**REQUIREMENTS**:
Sift the listing for lines that hold the string "name" and pull them out.

**RAW DATA**:
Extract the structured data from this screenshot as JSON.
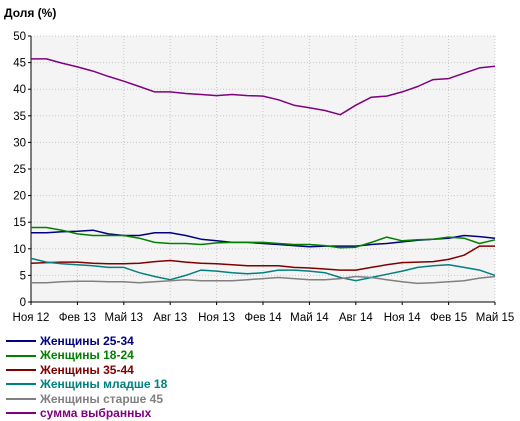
{
  "chart_data": {
    "type": "line",
    "title": "",
    "ylabel": "Доля (%)",
    "xlabel": "",
    "ylim": [
      0,
      50
    ],
    "yticks": [
      0,
      5,
      10,
      15,
      20,
      25,
      30,
      35,
      40,
      45,
      50
    ],
    "grid": true,
    "legend_placement": "bottom-left",
    "background": "#f4f4f4",
    "xtick_labels": [
      {
        "index": 0,
        "label": "Ноя 12"
      },
      {
        "index": 3,
        "label": "Фев 13"
      },
      {
        "index": 6,
        "label": "Май 13"
      },
      {
        "index": 9,
        "label": "Авг 13"
      },
      {
        "index": 12,
        "label": "Ноя 13"
      },
      {
        "index": 15,
        "label": "Фев 14"
      },
      {
        "index": 18,
        "label": "Май 14"
      },
      {
        "index": 21,
        "label": "Авг 14"
      },
      {
        "index": 24,
        "label": "Ноя 14"
      },
      {
        "index": 27,
        "label": "Фев 15"
      },
      {
        "index": 30,
        "label": "Май 15"
      }
    ],
    "x": [
      "Ноя 12",
      "Дек 12",
      "Янв 13",
      "Фев 13",
      "Мар 13",
      "Апр 13",
      "Май 13",
      "Июн 13",
      "Июл 13",
      "Авг 13",
      "Сен 13",
      "Окт 13",
      "Ноя 13",
      "Дек 13",
      "Янв 14",
      "Фев 14",
      "Мар 14",
      "Апр 14",
      "Май 14",
      "Июн 14",
      "Июл 14",
      "Авг 14",
      "Сен 14",
      "Окт 14",
      "Ноя 14",
      "Дек 14",
      "Янв 15",
      "Фев 15",
      "Мар 15",
      "Апр 15",
      "Май 15"
    ],
    "series": [
      {
        "name": "Женщины 25-34",
        "color": "#000080",
        "values": [
          13,
          13,
          13.2,
          13.3,
          13.5,
          12.8,
          12.5,
          12.5,
          13,
          13,
          12.5,
          11.8,
          11.5,
          11.2,
          11.2,
          11,
          10.8,
          10.6,
          10.4,
          10.5,
          10.5,
          10.5,
          10.8,
          11,
          11.3,
          11.6,
          11.8,
          12,
          12.5,
          12.3,
          12
        ]
      },
      {
        "name": "Женщины 18-24",
        "color": "#008000",
        "values": [
          14,
          14,
          13.5,
          12.8,
          12.5,
          12.5,
          12.5,
          12,
          11.2,
          11,
          11,
          10.8,
          11.1,
          11.2,
          11.2,
          11.2,
          11,
          10.8,
          10.8,
          10.6,
          10.2,
          10.3,
          11.2,
          12.2,
          11.5,
          11.7,
          11.8,
          12.2,
          12,
          11,
          11.7
        ]
      },
      {
        "name": "Женщины 35-44",
        "color": "#800000",
        "values": [
          7.3,
          7.4,
          7.5,
          7.5,
          7.3,
          7.2,
          7.2,
          7.3,
          7.6,
          7.8,
          7.5,
          7.3,
          7.2,
          7,
          6.8,
          6.8,
          6.8,
          6.5,
          6.4,
          6.2,
          6,
          6,
          6.5,
          7,
          7.4,
          7.5,
          7.6,
          8,
          8.8,
          10.5,
          10.5
        ]
      },
      {
        "name": "Женщины младше 18",
        "color": "#008080",
        "values": [
          8.2,
          7.5,
          7.2,
          7,
          6.8,
          6.5,
          6.5,
          5.5,
          4.8,
          4.2,
          5,
          6,
          5.8,
          5.5,
          5.3,
          5.5,
          6,
          6,
          5.8,
          5.5,
          4.6,
          4,
          4.6,
          5.2,
          5.8,
          6.5,
          6.8,
          7,
          6.5,
          6,
          5
        ]
      },
      {
        "name": "Женщины старше 45",
        "color": "#808080",
        "values": [
          3.6,
          3.6,
          3.8,
          3.9,
          3.9,
          3.8,
          3.8,
          3.6,
          3.8,
          4,
          4.2,
          4,
          4,
          4,
          4.2,
          4.4,
          4.6,
          4.4,
          4.2,
          4.2,
          4.4,
          4.8,
          4.6,
          4.2,
          3.8,
          3.5,
          3.6,
          3.8,
          4,
          4.5,
          4.8
        ]
      },
      {
        "name": "сумма выбранных",
        "color": "#800080",
        "values": [
          45.7,
          45.7,
          44.9,
          44.2,
          43.4,
          42.4,
          41.5,
          40.5,
          39.5,
          39.5,
          39.2,
          39.0,
          38.8,
          39.0,
          38.8,
          38.7,
          38.0,
          37.0,
          36.5,
          36.0,
          35.2,
          37.0,
          38.5,
          38.7,
          39.5,
          40.5,
          41.8,
          42.0,
          43.0,
          44.0,
          44.3
        ]
      }
    ]
  }
}
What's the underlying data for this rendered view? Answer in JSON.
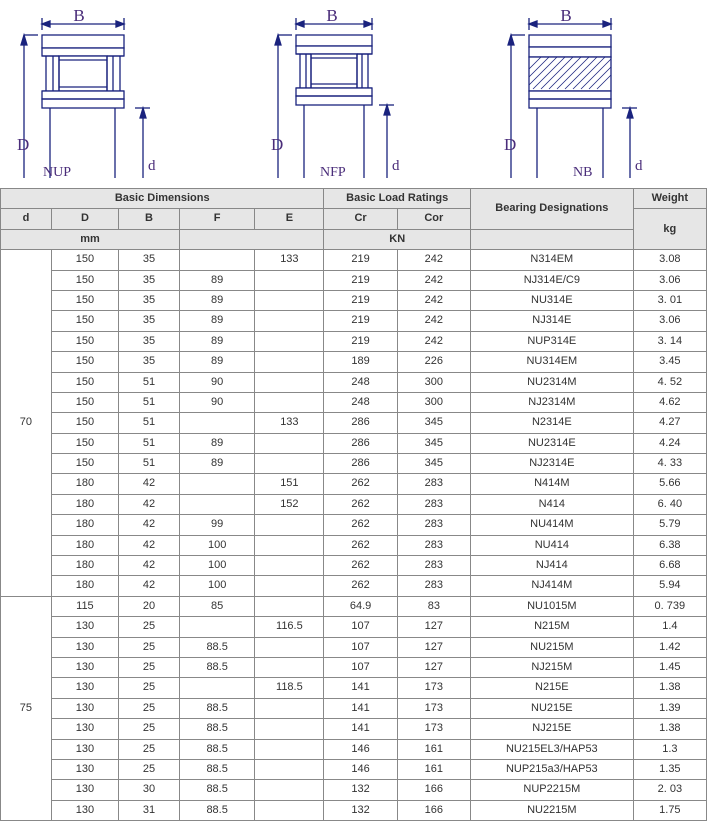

**EXERCISE ANSWER**:
        "name": "Женщины 25-34",
        "name": "Женщины 18-24",
        "name": "Женщины 35-44",
        "name": "Женщины младше 18",
        "name": "Женщины старше 45",
        "name": "сумма выбранных",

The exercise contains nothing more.